=== What needs to be done ===
For the material that follows, list every line containing the word "形消骨立".

(Data records)
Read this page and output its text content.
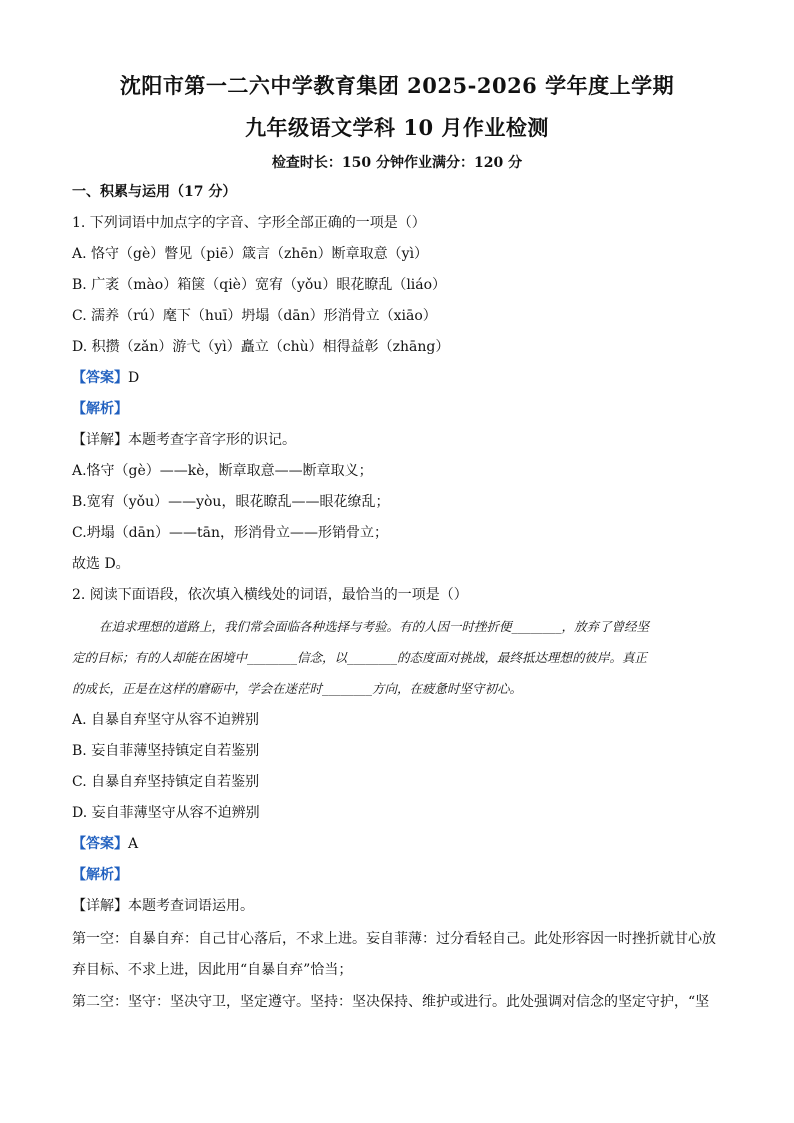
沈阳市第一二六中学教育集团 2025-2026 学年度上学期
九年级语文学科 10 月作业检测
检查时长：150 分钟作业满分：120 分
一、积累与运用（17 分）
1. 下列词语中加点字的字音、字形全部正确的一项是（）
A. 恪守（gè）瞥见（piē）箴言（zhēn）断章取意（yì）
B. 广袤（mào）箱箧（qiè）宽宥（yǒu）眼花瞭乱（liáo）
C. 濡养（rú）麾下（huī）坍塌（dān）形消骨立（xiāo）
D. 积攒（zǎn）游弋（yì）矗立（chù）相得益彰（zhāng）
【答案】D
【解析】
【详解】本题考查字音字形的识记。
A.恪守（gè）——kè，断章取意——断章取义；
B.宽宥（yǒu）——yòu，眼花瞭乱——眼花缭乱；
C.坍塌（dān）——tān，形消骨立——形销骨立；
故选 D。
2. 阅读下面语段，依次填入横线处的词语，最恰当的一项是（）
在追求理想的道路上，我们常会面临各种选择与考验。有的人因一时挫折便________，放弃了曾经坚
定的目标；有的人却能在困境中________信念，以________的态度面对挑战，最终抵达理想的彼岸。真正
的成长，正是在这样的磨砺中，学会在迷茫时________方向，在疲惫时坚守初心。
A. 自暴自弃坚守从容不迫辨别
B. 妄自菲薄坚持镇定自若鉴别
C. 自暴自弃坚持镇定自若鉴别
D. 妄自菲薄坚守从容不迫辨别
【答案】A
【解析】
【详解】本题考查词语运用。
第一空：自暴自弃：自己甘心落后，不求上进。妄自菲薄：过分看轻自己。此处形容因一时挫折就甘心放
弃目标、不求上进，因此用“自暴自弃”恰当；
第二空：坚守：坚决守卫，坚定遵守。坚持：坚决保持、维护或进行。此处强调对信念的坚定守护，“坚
==
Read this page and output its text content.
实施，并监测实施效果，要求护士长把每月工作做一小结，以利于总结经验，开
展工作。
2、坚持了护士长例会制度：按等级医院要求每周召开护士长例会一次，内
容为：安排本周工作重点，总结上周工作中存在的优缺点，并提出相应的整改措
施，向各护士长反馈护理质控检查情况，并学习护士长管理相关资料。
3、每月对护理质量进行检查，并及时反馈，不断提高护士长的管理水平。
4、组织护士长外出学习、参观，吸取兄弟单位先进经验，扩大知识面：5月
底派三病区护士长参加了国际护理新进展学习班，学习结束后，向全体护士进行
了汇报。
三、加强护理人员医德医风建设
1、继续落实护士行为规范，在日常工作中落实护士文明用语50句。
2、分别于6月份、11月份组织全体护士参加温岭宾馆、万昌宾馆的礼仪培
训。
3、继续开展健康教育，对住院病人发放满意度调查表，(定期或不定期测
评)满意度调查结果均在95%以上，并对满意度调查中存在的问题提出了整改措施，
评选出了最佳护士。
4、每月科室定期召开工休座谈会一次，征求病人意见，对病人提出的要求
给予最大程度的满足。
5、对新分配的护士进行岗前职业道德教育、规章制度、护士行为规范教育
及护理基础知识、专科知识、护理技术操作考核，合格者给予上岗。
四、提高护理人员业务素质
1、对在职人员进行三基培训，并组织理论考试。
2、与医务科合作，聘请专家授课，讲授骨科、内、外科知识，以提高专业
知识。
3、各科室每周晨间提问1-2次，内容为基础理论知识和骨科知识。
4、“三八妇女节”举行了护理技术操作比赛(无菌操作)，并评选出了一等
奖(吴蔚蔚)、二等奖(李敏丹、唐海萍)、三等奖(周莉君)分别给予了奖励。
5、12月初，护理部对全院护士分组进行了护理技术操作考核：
...
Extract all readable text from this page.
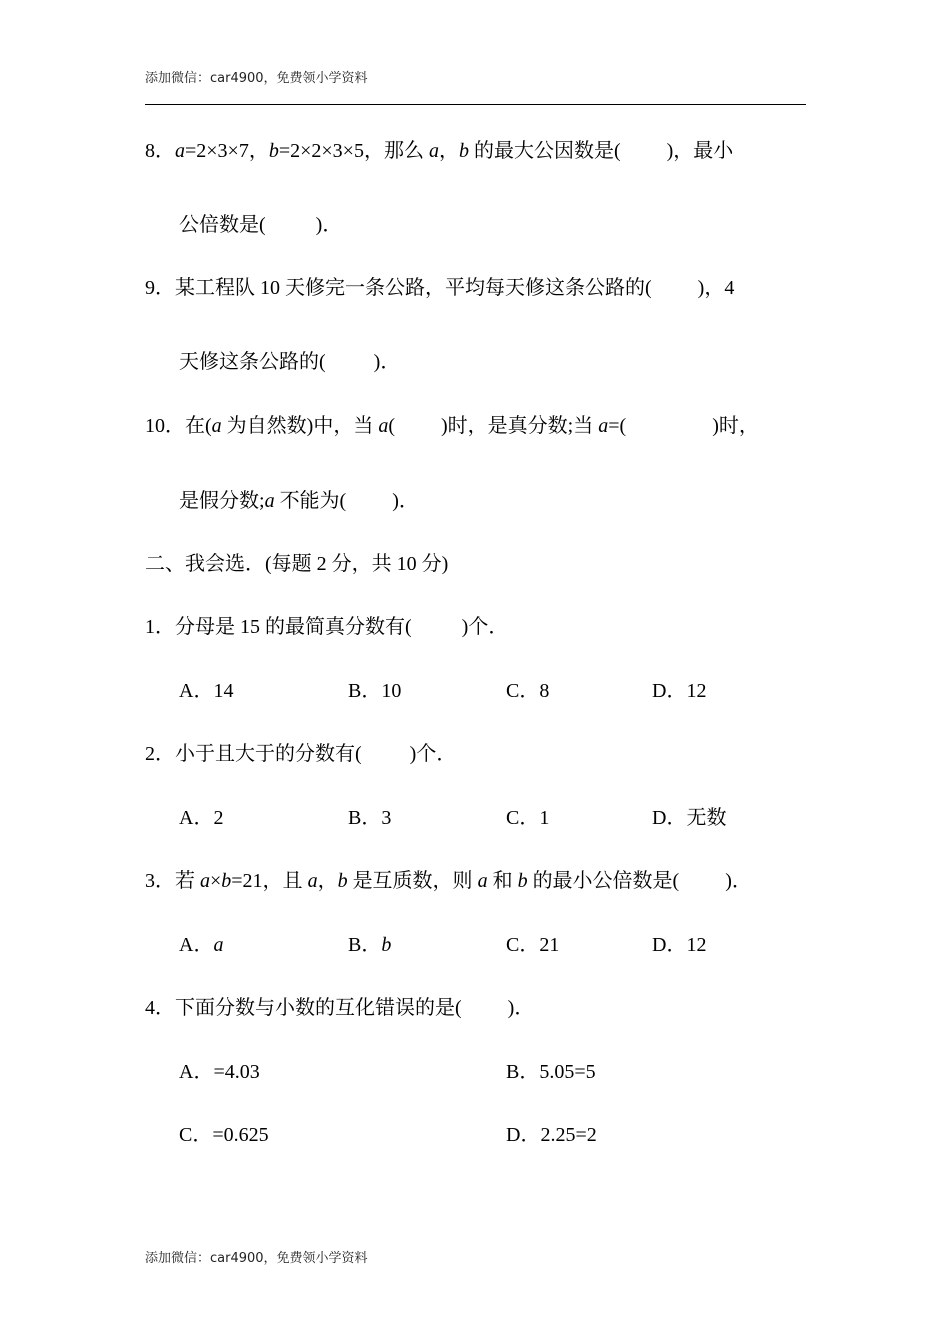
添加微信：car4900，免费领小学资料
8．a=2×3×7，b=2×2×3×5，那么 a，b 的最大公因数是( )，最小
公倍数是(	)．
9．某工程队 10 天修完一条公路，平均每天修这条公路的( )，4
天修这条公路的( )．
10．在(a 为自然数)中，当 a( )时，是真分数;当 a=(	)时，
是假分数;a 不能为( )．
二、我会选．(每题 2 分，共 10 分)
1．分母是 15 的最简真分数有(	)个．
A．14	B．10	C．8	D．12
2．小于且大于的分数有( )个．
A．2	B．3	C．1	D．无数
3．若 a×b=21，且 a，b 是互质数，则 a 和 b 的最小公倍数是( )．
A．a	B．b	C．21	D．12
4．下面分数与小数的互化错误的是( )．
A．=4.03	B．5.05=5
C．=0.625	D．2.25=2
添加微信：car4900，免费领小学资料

=== Correct output ===
C. 濡养（rú）麾下（huī）坍塌（dān）形消骨立（xiāo）
C.坍塌（dān）——tān，形消骨立——形销骨立；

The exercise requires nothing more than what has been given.